----- Material for this exercise

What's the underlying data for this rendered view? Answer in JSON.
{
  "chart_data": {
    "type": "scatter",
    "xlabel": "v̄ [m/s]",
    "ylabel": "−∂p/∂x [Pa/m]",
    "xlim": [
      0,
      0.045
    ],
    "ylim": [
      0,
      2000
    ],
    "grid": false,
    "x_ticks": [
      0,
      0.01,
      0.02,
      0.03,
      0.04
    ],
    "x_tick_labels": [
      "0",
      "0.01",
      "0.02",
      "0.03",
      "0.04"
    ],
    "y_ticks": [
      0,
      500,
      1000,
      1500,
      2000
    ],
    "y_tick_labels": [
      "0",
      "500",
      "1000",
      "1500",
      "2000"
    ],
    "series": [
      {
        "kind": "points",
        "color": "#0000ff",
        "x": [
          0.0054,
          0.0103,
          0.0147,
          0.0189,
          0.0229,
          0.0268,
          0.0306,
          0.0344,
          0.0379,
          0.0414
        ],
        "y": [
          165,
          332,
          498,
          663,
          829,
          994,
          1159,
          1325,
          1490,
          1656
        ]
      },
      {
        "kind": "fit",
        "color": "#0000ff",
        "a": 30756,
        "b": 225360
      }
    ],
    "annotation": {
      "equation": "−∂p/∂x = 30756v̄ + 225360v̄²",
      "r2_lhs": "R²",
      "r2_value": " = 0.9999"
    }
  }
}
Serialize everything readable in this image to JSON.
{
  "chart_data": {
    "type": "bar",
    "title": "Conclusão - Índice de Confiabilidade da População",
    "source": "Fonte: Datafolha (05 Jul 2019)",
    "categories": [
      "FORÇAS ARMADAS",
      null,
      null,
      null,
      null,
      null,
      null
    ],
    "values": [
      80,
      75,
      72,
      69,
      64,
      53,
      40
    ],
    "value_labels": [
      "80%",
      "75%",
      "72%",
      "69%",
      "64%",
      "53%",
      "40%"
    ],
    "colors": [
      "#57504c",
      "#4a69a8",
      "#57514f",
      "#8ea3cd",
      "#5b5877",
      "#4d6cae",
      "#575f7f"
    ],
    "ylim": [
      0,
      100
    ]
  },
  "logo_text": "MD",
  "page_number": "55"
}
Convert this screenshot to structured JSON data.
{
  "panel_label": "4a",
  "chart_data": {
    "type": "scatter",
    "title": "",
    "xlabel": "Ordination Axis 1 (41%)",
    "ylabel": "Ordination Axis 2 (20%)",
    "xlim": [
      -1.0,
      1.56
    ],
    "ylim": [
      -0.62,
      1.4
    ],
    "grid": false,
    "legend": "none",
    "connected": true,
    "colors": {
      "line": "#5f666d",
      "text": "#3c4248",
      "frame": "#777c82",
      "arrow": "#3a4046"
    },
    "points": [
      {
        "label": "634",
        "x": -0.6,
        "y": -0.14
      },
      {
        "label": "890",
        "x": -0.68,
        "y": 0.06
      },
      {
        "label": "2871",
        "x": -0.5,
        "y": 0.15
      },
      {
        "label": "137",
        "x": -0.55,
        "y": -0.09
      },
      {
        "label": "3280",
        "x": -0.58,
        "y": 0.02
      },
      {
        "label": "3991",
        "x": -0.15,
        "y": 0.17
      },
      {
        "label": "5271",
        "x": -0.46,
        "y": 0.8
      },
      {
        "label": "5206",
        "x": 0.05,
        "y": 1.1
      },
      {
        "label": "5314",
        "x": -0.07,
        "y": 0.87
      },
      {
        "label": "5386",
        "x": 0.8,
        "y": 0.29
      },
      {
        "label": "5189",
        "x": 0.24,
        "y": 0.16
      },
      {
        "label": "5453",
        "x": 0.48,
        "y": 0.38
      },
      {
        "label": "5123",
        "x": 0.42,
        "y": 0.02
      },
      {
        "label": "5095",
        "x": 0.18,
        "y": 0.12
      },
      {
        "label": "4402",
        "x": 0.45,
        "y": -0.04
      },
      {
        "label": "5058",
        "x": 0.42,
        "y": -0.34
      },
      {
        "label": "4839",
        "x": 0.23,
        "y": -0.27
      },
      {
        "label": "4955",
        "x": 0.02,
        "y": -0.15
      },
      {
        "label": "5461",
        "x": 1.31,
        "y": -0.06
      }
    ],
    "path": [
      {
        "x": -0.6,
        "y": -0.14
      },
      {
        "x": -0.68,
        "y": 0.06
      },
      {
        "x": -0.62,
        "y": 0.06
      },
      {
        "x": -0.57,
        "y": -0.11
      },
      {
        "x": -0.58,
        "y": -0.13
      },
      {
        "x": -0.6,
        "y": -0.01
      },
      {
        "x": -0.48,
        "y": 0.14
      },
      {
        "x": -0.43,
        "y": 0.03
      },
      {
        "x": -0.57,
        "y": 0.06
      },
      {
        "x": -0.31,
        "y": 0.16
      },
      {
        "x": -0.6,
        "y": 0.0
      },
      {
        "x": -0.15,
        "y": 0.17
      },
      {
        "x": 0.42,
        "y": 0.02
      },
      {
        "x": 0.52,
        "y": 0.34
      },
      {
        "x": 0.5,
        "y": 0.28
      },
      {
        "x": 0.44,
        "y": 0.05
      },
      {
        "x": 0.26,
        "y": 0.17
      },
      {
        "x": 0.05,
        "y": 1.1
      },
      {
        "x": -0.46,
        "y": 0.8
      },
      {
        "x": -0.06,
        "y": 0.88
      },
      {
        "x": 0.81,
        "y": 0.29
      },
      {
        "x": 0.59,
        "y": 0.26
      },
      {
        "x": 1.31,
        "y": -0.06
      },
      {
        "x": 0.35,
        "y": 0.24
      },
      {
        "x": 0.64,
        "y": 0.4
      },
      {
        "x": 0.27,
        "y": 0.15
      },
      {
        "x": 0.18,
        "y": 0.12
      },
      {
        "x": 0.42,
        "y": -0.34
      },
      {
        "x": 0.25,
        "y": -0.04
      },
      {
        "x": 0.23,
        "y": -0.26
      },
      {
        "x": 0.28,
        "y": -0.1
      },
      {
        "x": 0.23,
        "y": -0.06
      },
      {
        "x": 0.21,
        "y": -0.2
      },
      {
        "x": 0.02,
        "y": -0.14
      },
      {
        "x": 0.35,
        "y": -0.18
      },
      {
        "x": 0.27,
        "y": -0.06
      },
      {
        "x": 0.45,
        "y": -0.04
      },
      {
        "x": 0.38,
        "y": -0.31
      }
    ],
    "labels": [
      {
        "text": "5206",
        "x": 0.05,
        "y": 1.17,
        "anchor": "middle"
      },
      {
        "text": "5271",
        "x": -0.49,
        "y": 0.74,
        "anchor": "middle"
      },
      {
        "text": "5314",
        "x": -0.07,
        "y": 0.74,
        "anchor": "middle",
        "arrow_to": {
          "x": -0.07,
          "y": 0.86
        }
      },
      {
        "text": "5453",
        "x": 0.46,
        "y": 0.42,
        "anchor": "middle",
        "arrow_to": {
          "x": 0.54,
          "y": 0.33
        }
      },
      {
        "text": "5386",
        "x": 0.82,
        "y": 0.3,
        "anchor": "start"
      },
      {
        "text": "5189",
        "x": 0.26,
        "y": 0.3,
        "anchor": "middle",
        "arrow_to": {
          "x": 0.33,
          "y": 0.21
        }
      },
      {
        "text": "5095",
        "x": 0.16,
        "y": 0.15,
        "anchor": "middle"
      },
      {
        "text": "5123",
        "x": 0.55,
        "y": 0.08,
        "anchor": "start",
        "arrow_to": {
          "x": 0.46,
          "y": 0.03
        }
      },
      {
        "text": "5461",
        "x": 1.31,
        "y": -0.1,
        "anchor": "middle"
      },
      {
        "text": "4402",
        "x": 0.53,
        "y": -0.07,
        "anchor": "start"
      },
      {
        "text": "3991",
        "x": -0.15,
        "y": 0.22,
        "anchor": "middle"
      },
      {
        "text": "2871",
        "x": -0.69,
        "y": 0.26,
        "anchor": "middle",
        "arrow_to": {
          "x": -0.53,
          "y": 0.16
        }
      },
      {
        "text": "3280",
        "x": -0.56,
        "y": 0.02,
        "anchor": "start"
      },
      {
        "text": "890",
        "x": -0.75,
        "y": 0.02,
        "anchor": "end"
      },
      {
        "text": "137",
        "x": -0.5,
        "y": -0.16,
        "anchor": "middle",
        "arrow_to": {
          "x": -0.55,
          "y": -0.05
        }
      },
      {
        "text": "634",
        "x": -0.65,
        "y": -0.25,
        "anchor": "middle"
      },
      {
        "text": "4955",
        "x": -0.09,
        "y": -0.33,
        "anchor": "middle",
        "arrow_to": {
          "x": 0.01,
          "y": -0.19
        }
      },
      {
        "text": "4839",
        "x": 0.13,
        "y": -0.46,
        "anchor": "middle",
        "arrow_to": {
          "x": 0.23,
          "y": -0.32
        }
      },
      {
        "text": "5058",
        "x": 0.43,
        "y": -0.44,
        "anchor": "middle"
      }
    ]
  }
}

----------

• **Aim of the exercise**
Return every line above in which the string "ylabel" occurs.

• **Response to the exercise**
    "ylabel": "−∂p/∂x [Pa/m]",
    "ylabel": "Ordination Axis 2 (20%)",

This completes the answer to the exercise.